WHAT THE TASK REQUIRES >>
The entries are to be returned exactly, with images left out.

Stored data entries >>
-- BEGIN --
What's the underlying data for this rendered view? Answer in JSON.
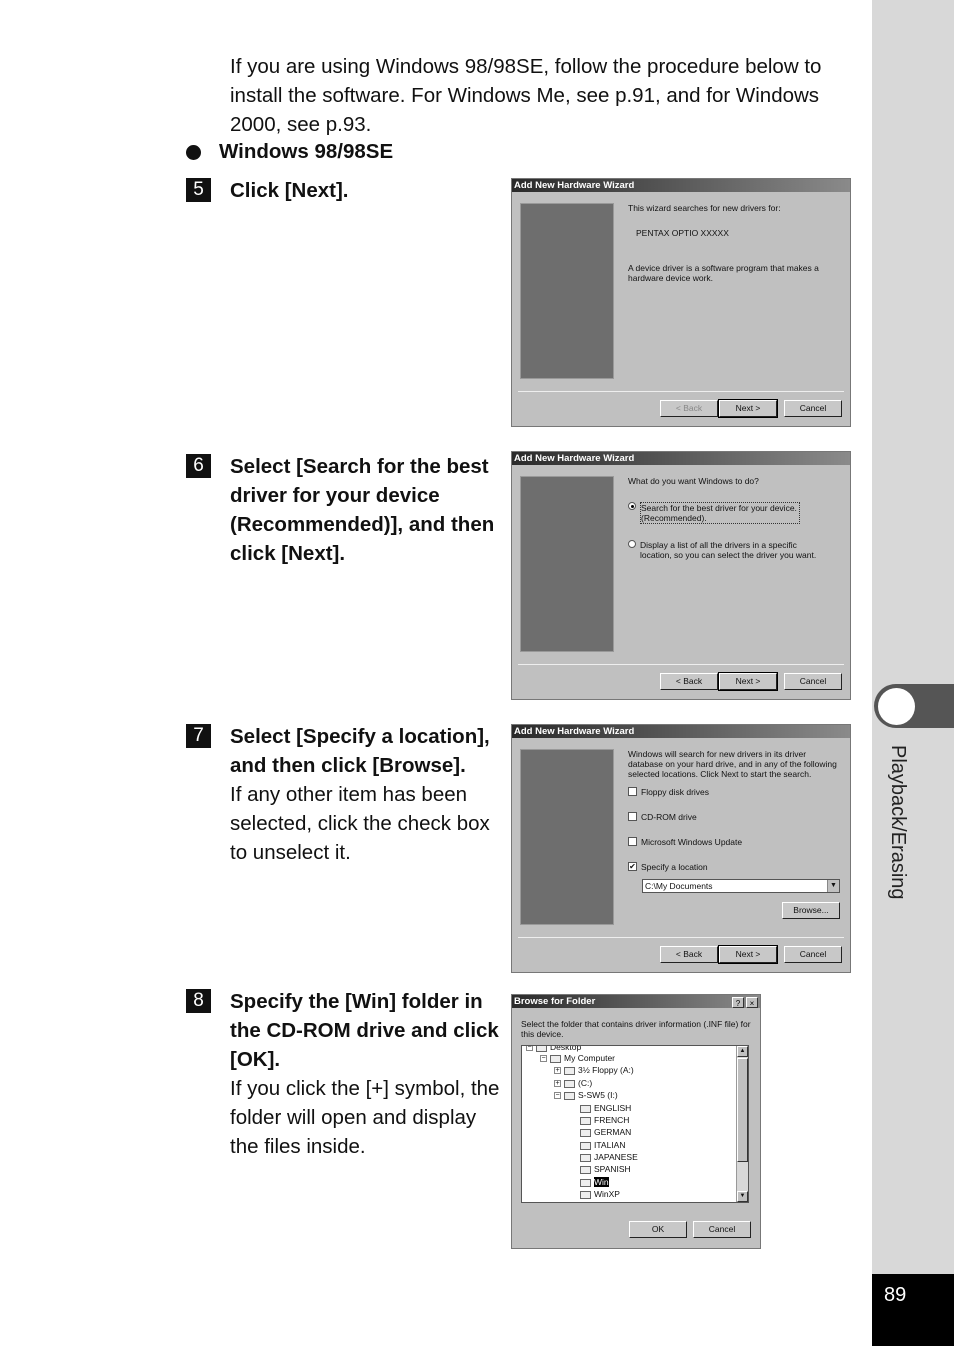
{
  "intro": "If you are using Windows 98/98SE, follow the procedure below to install the software. For Windows Me, see p.91, and for Windows 2000, see p.93.",
  "section_heading": "Windows 98/98SE",
  "steps": [
    {
      "num": "5",
      "title": "Click [Next].",
      "note": ""
    },
    {
      "num": "6",
      "title": "Select [Search for the best driver for your device (Recommended)], and then click [Next].",
      "note": ""
    },
    {
      "num": "7",
      "title": "Select [Specify a location], and then click [Browse].",
      "note": "If any other item has been selected, click the check box to unselect it."
    },
    {
      "num": "8",
      "title": "Specify the [Win] folder in the CD-ROM drive and click [OK].",
      "note": "If you click the [+] symbol, the folder will open and display the files inside."
    }
  ],
  "sidebar": {
    "section_label": "Playback/Erasing",
    "page_number": "89"
  },
  "dialog1": {
    "title": "Add New Hardware Wizard",
    "line1": "This wizard searches for new drivers for:",
    "device": "PENTAX OPTIO XXXXX",
    "line2": "A device driver is a software program that makes a hardware device work.",
    "back": "< Back",
    "next": "Next >",
    "cancel": "Cancel"
  },
  "dialog2": {
    "title": "Add New Hardware Wizard",
    "question": "What do you want Windows to do?",
    "option1": "Search for the best driver for your device. (Recommended).",
    "option2": "Display a list of all the drivers in a specific location, so you can select the driver you want.",
    "back": "< Back",
    "next": "Next >",
    "cancel": "Cancel"
  },
  "dialog3": {
    "title": "Add New Hardware Wizard",
    "text": "Windows will search for new drivers in its driver database on your hard drive, and in any of the following selected locations. Click Next to start the search.",
    "checks": [
      {
        "label": "Floppy disk drives",
        "checked": false
      },
      {
        "label": "CD-ROM drive",
        "checked": false
      },
      {
        "label": "Microsoft Windows Update",
        "checked": false
      },
      {
        "label": "Specify a location",
        "checked": true
      }
    ],
    "location_value": "C:\\My Documents",
    "browse": "Browse...",
    "back": "< Back",
    "next": "Next >",
    "cancel": "Cancel"
  },
  "dialog4": {
    "title": "Browse for Folder",
    "help_btn": "?",
    "close_btn": "×",
    "prompt": "Select the folder that contains driver information (.INF file) for this device.",
    "tree": [
      "Desktop",
      "My Computer",
      "3½ Floppy (A:)",
      "(C:)",
      "S-SW5 (I:)",
      "ENGLISH",
      "FRENCH",
      "GERMAN",
      "ITALIAN",
      "JAPANESE",
      "SPANISH",
      "Win",
      "WinXP"
    ],
    "selected": "Win",
    "ok": "OK",
    "cancel": "Cancel"
  }
}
-- END --
ANSWER TO THIS EXERCISE >>
What's the underlying data for this rendered view? Answer in JSON.
{
  "intro": "If you are using Windows 98/98SE, follow the procedure below to install the software. For Windows Me, see p.91, and for Windows 2000, see p.93.",
  "section_heading": "Windows 98/98SE",
  "steps": [
    {
      "num": "5",
      "title": "Click [Next].",
      "note": ""
    },
    {
      "num": "6",
      "title": "Select [Search for the best driver for your device (Recommended)], and then click [Next].",
      "note": ""
    },
    {
      "num": "7",
      "title": "Select [Specify a location], and then click [Browse].",
      "note": "If any other item has been selected, click the check box to unselect it."
    },
    {
      "num": "8",
      "title": "Specify the [Win] folder in the CD-ROM drive and click [OK].",
      "note": "If you click the [+] symbol, the folder will open and display the files inside."
    }
  ],
  "sidebar": {
    "section_label": "Playback/Erasing",
    "page_number": "89"
  },
  "dialog1": {
    "title": "Add New Hardware Wizard",
    "line1": "This wizard searches for new drivers for:",
    "device": "PENTAX OPTIO XXXXX",
    "line2": "A device driver is a software program that makes a hardware device work.",
    "back": "< Back",
    "next": "Next >",
    "cancel": "Cancel"
  },
  "dialog2": {
    "title": "Add New Hardware Wizard",
    "question": "What do you want Windows to do?",
    "option1": "Search for the best driver for your device. (Recommended).",
    "option2": "Display a list of all the drivers in a specific location, so you can select the driver you want.",
    "back": "< Back",
    "next": "Next >",
    "cancel": "Cancel"
  },
  "dialog3": {
    "title": "Add New Hardware Wizard",
    "text": "Windows will search for new drivers in its driver database on your hard drive, and in any of the following selected locations. Click Next to start the search.",
    "checks": [
      {
        "label": "Floppy disk drives",
        "checked": false
      },
      {
        "label": "CD-ROM drive",
        "checked": false
      },
      {
        "label": "Microsoft Windows Update",
        "checked": false
      },
      {
        "label": "Specify a location",
        "checked": true
      }
    ],
    "location_value": "C:\\My Documents",
    "browse": "Browse...",
    "back": "< Back",
    "next": "Next >",
    "cancel": "Cancel"
  },
  "dialog4": {
    "title": "Browse for Folder",
    "help_btn": "?",
    "close_btn": "×",
    "prompt": "Select the folder that contains driver information (.INF file) for this device.",
    "tree": [
      "Desktop",
      "My Computer",
      "3½ Floppy (A:)",
      "(C:)",
      "S-SW5 (I:)",
      "ENGLISH",
      "FRENCH",
      "GERMAN",
      "ITALIAN",
      "JAPANESE",
      "SPANISH",
      "Win",
      "WinXP"
    ],
    "selected": "Win",
    "ok": "OK",
    "cancel": "Cancel"
  }
}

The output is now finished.